_Exercise instructions_: Pick out each line containing the string "harga" and copy it.
------ Input ------
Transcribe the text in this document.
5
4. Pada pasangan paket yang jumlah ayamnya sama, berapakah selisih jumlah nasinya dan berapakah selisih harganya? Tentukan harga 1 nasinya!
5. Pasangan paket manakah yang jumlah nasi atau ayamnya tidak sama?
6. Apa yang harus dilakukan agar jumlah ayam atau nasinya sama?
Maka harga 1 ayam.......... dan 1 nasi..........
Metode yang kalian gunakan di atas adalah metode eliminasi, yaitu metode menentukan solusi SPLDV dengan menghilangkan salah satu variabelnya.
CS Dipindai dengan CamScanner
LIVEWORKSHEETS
------
_Response to this exercise_:
4. Pada pasangan paket yang jumlah ayamnya sama, berapakah selisih jumlah nasinya dan berapakah selisih harganya? Tentukan harga 1 nasinya!
Maka harga 1 ayam.......... dan 1 nasi..........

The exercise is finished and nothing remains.